DATASET ROWS:
%%

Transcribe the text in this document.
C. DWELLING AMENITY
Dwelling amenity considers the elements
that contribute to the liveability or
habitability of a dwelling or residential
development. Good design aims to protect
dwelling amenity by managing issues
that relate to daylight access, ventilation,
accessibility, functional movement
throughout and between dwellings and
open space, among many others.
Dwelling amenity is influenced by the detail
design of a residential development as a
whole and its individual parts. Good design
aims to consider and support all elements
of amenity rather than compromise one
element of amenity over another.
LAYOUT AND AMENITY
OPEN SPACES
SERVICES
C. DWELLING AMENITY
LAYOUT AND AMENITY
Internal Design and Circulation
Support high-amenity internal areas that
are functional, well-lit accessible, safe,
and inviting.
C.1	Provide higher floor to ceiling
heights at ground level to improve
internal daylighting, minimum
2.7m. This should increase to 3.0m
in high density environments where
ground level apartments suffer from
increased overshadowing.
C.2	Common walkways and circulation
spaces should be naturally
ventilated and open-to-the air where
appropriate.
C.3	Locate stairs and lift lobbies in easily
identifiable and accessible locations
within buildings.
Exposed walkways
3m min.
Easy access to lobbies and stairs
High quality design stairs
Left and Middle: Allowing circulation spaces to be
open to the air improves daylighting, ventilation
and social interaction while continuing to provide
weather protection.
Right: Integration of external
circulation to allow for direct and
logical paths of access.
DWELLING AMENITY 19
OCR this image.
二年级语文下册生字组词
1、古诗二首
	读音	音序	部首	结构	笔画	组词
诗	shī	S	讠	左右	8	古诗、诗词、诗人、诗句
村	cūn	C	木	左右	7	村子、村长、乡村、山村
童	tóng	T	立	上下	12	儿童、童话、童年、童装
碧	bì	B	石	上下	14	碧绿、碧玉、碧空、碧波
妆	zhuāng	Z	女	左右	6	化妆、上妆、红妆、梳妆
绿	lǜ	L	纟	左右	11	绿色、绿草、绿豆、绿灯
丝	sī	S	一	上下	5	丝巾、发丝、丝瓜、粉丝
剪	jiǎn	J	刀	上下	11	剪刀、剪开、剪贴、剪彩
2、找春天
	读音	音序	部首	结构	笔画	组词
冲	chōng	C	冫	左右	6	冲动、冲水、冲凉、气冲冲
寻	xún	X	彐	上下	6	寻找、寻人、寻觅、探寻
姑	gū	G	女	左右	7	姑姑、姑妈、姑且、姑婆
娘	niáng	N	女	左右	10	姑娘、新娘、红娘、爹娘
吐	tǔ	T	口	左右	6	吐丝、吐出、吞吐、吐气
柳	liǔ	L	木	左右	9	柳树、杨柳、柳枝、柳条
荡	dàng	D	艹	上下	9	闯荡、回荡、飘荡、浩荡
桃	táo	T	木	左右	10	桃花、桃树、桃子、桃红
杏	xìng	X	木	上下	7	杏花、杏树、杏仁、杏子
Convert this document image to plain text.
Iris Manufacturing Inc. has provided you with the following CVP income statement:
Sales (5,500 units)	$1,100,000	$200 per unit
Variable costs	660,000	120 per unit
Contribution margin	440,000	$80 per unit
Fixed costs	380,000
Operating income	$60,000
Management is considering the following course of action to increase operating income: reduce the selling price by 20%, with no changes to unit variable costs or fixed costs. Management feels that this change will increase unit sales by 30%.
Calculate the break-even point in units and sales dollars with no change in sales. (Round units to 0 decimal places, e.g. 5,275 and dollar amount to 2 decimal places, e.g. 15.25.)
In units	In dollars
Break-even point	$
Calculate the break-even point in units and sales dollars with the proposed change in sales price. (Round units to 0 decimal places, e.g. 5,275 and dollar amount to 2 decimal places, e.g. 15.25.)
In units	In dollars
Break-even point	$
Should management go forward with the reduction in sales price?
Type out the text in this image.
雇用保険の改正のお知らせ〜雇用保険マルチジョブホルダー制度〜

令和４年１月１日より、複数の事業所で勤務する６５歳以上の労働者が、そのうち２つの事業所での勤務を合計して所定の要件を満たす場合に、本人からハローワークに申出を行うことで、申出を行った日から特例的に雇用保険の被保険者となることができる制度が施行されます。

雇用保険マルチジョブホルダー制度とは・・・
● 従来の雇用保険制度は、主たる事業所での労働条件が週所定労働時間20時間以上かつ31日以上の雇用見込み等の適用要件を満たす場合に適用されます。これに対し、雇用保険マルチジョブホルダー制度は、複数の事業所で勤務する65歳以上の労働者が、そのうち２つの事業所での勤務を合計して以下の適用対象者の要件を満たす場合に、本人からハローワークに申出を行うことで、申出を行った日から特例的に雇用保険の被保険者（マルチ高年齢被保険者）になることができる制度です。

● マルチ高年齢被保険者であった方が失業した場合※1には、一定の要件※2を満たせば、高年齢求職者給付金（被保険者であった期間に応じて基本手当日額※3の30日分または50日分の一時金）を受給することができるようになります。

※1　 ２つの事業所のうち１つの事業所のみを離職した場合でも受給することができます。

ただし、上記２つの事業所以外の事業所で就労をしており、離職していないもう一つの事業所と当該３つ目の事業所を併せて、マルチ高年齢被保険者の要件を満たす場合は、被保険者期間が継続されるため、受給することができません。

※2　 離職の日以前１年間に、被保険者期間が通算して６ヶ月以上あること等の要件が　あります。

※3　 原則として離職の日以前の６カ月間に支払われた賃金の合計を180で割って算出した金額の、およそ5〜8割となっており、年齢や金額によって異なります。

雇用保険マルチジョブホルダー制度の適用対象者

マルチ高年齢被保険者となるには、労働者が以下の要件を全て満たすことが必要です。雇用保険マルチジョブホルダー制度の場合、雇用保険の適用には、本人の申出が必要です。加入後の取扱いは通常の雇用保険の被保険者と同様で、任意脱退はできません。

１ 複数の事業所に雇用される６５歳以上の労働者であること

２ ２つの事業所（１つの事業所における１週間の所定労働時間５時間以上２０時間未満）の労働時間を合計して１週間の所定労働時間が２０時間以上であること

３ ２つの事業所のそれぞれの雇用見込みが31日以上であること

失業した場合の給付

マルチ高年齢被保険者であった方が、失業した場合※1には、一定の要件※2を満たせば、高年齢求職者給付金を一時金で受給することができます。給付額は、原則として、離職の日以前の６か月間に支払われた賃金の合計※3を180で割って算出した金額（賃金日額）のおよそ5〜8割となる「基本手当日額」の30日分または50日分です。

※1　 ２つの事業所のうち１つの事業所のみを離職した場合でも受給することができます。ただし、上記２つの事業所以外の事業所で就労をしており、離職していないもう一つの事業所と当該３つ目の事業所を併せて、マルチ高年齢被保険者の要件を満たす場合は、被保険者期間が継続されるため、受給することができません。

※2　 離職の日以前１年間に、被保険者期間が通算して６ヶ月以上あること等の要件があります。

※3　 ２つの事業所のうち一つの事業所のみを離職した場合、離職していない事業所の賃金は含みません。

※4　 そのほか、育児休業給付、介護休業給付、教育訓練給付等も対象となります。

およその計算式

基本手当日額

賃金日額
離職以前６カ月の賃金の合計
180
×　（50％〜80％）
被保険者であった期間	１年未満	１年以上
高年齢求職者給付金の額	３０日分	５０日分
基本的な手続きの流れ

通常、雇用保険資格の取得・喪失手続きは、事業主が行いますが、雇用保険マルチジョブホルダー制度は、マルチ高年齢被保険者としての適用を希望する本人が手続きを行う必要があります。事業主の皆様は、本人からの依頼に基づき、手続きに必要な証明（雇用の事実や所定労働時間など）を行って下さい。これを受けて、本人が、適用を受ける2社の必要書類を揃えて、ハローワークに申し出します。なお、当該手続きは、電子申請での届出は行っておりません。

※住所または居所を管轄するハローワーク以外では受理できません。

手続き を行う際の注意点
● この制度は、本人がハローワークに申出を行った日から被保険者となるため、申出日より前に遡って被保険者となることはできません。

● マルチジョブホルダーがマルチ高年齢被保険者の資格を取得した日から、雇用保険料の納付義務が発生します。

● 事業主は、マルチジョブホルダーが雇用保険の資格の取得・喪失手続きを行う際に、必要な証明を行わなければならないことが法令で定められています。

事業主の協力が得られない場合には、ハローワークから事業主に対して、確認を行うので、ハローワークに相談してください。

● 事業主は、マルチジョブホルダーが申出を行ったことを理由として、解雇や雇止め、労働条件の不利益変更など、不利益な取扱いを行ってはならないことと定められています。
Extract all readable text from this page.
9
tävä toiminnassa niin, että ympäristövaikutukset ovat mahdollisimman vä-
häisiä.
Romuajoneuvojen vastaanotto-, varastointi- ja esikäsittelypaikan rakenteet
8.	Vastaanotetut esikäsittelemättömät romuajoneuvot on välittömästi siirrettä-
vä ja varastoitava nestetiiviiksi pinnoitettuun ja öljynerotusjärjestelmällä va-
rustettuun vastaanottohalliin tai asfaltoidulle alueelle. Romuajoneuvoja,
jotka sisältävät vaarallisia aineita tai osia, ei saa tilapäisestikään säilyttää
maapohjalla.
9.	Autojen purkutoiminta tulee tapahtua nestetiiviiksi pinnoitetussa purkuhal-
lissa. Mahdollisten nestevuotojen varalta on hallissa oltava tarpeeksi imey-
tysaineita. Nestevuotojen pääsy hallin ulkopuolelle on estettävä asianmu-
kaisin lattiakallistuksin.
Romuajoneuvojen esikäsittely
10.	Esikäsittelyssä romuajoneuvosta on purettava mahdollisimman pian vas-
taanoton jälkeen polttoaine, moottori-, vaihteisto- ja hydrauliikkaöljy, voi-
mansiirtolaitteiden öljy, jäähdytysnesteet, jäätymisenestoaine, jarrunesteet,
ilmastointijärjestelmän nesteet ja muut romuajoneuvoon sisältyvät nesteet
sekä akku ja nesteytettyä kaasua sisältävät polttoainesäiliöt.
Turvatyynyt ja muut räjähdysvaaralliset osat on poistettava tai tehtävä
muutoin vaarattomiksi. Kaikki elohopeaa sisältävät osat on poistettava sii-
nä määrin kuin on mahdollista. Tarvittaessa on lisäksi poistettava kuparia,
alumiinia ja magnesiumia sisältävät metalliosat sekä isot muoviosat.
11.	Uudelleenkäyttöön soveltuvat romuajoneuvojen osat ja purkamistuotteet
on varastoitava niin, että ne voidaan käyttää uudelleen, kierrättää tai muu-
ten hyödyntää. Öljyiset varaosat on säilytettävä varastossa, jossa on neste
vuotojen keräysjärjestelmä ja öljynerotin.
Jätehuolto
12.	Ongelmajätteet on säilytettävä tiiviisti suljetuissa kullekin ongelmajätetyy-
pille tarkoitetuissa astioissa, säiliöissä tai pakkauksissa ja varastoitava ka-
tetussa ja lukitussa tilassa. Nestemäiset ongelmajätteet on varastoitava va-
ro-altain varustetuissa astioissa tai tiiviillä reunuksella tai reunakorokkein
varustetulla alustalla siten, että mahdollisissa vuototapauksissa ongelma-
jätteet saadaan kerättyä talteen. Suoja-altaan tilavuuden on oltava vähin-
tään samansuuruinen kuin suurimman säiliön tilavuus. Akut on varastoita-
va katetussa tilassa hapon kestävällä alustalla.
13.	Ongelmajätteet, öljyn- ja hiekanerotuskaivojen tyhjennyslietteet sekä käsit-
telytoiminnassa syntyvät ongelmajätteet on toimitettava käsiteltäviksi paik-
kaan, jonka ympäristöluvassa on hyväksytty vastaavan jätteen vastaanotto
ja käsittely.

%%

TASK TO COMPLETE: Extract each line holding the word "stairs" from the records.

EXERCISE SOLUTION:
C.3	Locate stairs and lift lobbies in easily
Easy access to lobbies and stairs
High quality design stairs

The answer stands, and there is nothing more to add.